■ Task to carry out: Your task is to print the material below exactly as presented.
________
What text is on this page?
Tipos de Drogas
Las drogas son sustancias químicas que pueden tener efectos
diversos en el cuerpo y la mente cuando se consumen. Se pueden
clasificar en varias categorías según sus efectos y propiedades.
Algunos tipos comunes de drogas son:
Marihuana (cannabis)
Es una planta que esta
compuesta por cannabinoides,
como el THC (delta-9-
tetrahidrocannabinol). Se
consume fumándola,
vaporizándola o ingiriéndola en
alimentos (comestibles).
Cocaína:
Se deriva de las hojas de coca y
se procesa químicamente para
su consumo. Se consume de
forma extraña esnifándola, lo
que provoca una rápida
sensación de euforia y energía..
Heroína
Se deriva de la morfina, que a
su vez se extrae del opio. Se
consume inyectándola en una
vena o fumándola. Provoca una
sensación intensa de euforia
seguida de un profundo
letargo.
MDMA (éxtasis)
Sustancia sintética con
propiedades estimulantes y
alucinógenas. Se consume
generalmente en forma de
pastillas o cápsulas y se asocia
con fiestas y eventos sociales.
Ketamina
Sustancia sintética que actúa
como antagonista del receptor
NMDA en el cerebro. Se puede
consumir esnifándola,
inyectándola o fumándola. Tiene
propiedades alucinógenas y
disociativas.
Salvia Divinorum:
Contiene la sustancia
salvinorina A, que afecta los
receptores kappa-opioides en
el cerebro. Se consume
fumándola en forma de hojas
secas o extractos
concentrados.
________
■ Result for this task:
What text is on this page?
Tipos de Drogas
Las drogas son sustancias químicas que pueden tener efectos
diversos en el cuerpo y la mente cuando se consumen. Se pueden
clasificar en varias categorías según sus efectos y propiedades.
Algunos tipos comunes de drogas son:
Marihuana (cannabis)
Es una planta que esta
compuesta por cannabinoides,
como el THC (delta-9-
tetrahidrocannabinol). Se
consume fumándola,
vaporizándola o ingiriéndola en
alimentos (comestibles).
Cocaína:
Se deriva de las hojas de coca y
se procesa químicamente para
su consumo. Se consume de
forma extraña esnifándola, lo
que provoca una rápida
sensación de euforia y energía..
Heroína
Se deriva de la morfina, que a
su vez se extrae del opio. Se
consume inyectándola en una
vena o fumándola. Provoca una
sensación intensa de euforia
seguida de un profundo
letargo.
MDMA (éxtasis)
Sustancia sintética con
propiedades estimulantes y
alucinógenas. Se consume
generalmente en forma de
pastillas o cápsulas y se asocia
con fiestas y eventos sociales.
Ketamina
Sustancia sintética que actúa
como antagonista del receptor
NMDA en el cerebro. Se puede
consumir esnifándola,
inyectándola o fumándola. Tiene
propiedades alucinógenas y
disociativas.
Salvia Divinorum:
Contiene la sustancia
salvinorina A, que afecta los
receptores kappa-opioides en
el cerebro. Se consume
fumándola en forma de hojas
secas o extractos
concentrados.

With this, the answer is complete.